### Exercises:
1. Answer these questions about the blog post:
(a) On what date is the blog post dated?
(b) In what grade was the writer in the pictures the writer now looks back at?
(c) By what age had the writer already vowed never to cry?
2. Set down the part of the blog post from "Thursday, July 13, 2006" up to and including "to and included.", word for word.

### Document section:

★ ★ ★ ★ ★ ★ ★

Thursday, July 13, 2006

An Open Apology To Grandmother Spider

Okay, maybe I was pretty harsh on Grandmother Spider a couple of weeks ago.

i'm sorry.

It struck me a couple days after that post that I was declaring war on a representation of the sacred feminine. That war was something I did when I was a little girl, and especially when puberty attacked. I hated my body and what it was doing. I felt so out of control, ugly, yucky and dirty and gross.

I never really felt all that great inside of my own skin as a kid anyway--I was always teased for being too fat which I readily accepted as true. Which makes me crazy, now, when I look back at pictures of me in the 5th grade and I WASN'T FAT, people, I WAS A KID. I so desperately wanted to be Beautiful, so that I could be accepted and loved and listened to and included.

And then, puberty hit. And my hair (on my head) got all frizzy and out of control, I had braces and a neck gear (that is the ultimate punishment--a neck gear), I was growing body parts I never had, I got hairy, and this monthly thing. Which happened to me before the sex ed movies, and I had no idea why I was bleeding, and why it wouldn't stop, and what was wrong with me, and why can't I be normal? When my mother confronted me with my dirty laundry I cried, which at age 11 I already vowed never to do, I cried because I was so scared and I cried because I was so ashamed of my own fucked up body that hated me, and I cried because I was displaying my vulnerability to someone who judged me, and I hated myself and I hated myself and I hated myself.

★ ★ ★ ★ ★ ★ ★

### Listed entries:

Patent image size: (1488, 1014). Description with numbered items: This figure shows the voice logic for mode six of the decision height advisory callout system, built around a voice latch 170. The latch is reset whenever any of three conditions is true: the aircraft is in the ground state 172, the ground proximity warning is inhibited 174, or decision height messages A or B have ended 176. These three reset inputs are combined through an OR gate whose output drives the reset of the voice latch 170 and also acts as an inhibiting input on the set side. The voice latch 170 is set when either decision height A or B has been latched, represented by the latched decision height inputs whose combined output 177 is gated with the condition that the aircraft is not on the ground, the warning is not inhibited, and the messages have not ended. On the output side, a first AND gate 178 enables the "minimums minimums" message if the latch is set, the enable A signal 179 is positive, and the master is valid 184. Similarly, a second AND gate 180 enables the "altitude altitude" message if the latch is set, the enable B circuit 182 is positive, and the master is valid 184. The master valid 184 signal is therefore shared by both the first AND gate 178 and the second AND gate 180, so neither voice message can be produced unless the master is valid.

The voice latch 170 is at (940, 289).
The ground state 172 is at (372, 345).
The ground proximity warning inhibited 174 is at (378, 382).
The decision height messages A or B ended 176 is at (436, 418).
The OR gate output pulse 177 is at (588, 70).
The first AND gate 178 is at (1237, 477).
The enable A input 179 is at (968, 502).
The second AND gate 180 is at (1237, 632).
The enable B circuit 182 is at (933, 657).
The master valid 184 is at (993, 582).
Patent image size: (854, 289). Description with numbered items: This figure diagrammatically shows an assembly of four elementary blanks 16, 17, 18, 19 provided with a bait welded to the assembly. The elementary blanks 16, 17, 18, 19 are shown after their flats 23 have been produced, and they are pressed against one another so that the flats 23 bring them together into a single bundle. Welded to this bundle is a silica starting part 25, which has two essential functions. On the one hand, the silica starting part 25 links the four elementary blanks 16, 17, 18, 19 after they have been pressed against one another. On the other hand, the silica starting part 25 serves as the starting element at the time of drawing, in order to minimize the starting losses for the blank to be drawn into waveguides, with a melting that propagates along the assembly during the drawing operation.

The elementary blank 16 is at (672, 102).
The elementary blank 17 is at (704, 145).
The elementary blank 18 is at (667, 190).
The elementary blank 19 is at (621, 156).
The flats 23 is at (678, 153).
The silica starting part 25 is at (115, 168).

★ ★ ★ ★ ★ ★ ★

### Your written answers:
1.
(a) Thursday, July 13, 2006
(b) The 5th grade
(c) Age 11

2.
Thursday, July 13, 2006

An Open Apology To Grandmother Spider

Okay, maybe I was pretty harsh on Grandmother Spider a couple of weeks ago.

i'm sorry.

It struck me a couple days after that post that I was declaring war on a representation of the sacred feminine. That war was something I did when I was a little girl, and especially when puberty attacked. I hated my body and what it was doing. I felt so out of control, ugly, yucky and dirty and gross.

I never really felt all that great inside of my own skin as a kid anyway--I was always teased for being too fat which I readily accepted as true. Which makes me crazy, now, when I look back at pictures of me in the 5th grade and I WASN'T FAT, people, I WAS A KID. I so desperately wanted to be Beautiful, so that I could be accepted and loved and listened to and included.